Do this ▸ The records that follow need to be output exactly as they are.

--- BEGIN ---

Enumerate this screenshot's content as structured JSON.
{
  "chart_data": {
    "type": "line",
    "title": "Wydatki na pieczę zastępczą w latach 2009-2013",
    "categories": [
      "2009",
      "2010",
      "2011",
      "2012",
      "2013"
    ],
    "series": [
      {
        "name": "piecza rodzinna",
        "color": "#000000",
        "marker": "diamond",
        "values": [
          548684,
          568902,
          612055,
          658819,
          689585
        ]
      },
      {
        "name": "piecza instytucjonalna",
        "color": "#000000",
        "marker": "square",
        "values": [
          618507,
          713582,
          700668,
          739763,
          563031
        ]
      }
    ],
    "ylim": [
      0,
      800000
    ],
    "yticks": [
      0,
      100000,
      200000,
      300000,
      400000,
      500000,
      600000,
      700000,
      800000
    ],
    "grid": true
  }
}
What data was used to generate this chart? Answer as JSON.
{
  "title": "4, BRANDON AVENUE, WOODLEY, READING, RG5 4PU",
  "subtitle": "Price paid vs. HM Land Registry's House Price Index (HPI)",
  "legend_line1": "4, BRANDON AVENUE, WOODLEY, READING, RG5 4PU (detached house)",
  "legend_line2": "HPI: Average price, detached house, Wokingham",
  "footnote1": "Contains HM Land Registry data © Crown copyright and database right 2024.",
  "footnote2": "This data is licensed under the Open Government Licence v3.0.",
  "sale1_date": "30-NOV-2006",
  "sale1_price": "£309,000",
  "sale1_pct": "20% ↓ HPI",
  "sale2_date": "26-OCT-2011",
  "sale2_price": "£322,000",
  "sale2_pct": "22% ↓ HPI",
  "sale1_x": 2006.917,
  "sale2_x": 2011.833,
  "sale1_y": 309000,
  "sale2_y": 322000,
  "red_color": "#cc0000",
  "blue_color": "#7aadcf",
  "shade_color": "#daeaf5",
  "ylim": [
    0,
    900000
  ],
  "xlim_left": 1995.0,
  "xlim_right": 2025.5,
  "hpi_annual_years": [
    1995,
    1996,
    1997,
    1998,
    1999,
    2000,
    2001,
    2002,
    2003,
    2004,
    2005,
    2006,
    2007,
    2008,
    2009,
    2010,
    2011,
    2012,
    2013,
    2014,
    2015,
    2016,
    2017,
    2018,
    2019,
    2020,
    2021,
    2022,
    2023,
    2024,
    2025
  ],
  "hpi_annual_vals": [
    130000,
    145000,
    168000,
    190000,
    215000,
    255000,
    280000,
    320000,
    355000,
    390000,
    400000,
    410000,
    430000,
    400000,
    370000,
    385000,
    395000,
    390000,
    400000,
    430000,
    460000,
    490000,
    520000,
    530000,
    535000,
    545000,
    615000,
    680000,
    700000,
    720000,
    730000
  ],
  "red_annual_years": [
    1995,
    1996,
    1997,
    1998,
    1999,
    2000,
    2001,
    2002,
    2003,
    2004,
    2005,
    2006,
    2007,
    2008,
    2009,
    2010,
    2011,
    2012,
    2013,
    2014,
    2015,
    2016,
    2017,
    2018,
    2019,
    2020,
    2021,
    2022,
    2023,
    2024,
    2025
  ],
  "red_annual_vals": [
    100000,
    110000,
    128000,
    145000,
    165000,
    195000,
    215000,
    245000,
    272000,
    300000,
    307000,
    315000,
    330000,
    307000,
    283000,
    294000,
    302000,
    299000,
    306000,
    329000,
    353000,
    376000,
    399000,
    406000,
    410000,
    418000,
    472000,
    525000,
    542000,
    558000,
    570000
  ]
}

--- END ---

The result ▸
Enumerate this screenshot's content as structured JSON.
{
  "chart_data": {
    "type": "line",
    "title": "Wydatki na pieczę zastępczą w latach 2009-2013",
    "categories": [
      "2009",
      "2010",
      "2011",
      "2012",
      "2013"
    ],
    "series": [
      {
        "name": "piecza rodzinna",
        "color": "#000000",
        "marker": "diamond",
        "values": [
          548684,
          568902,
          612055,
          658819,
          689585
        ]
      },
      {
        "name": "piecza instytucjonalna",
        "color": "#000000",
        "marker": "square",
        "values": [
          618507,
          713582,
          700668,
          739763,
          563031
        ]
      }
    ],
    "ylim": [
      0,
      800000
    ],
    "yticks": [
      0,
      100000,
      200000,
      300000,
      400000,
      500000,
      600000,
      700000,
      800000
    ],
    "grid": true
  }
}
What data was used to generate this chart? Answer as JSON.
{
  "title": "4, BRANDON AVENUE, WOODLEY, READING, RG5 4PU",
  "subtitle": "Price paid vs. HM Land Registry's House Price Index (HPI)",
  "legend_line1": "4, BRANDON AVENUE, WOODLEY, READING, RG5 4PU (detached house)",
  "legend_line2": "HPI: Average price, detached house, Wokingham",
  "footnote1": "Contains HM Land Registry data © Crown copyright and database right 2024.",
  "footnote2": "This data is licensed under the Open Government Licence v3.0.",
  "sale1_date": "30-NOV-2006",
  "sale1_price": "£309,000",
  "sale1_pct": "20% ↓ HPI",
  "sale2_date": "26-OCT-2011",
  "sale2_price": "£322,000",
  "sale2_pct": "22% ↓ HPI",
  "sale1_x": 2006.917,
  "sale2_x": 2011.833,
  "sale1_y": 309000,
  "sale2_y": 322000,
  "red_color": "#cc0000",
  "blue_color": "#7aadcf",
  "shade_color": "#daeaf5",
  "ylim": [
    0,
    900000
  ],
  "xlim_left": 1995.0,
  "xlim_right": 2025.5,
  "hpi_annual_years": [
    1995,
    1996,
    1997,
    1998,
    1999,
    2000,
    2001,
    2002,
    2003,
    2004,
    2005,
    2006,
    2007,
    2008,
    2009,
    2010,
    2011,
    2012,
    2013,
    2014,
    2015,
    2016,
    2017,
    2018,
    2019,
    2020,
    2021,
    2022,
    2023,
    2024,
    2025
  ],
  "hpi_annual_vals": [
    130000,
    145000,
    168000,
    190000,
    215000,
    255000,
    280000,
    320000,
    355000,
    390000,
    400000,
    410000,
    430000,
    400000,
    370000,
    385000,
    395000,
    390000,
    400000,
    430000,
    460000,
    490000,
    520000,
    530000,
    535000,
    545000,
    615000,
    680000,
    700000,
    720000,
    730000
  ],
  "red_annual_years": [
    1995,
    1996,
    1997,
    1998,
    1999,
    2000,
    2001,
    2002,
    2003,
    2004,
    2005,
    2006,
    2007,
    2008,
    2009,
    2010,
    2011,
    2012,
    2013,
    2014,
    2015,
    2016,
    2017,
    2018,
    2019,
    2020,
    2021,
    2022,
    2023,
    2024,
    2025
  ],
  "red_annual_vals": [
    100000,
    110000,
    128000,
    145000,
    165000,
    195000,
    215000,
    245000,
    272000,
    300000,
    307000,
    315000,
    330000,
    307000,
    283000,
    294000,
    302000,
    299000,
    306000,
    329000,
    353000,
    376000,
    399000,
    406000,
    410000,
    418000,
    472000,
    525000,
    542000,
    558000,
    570000
  ]
}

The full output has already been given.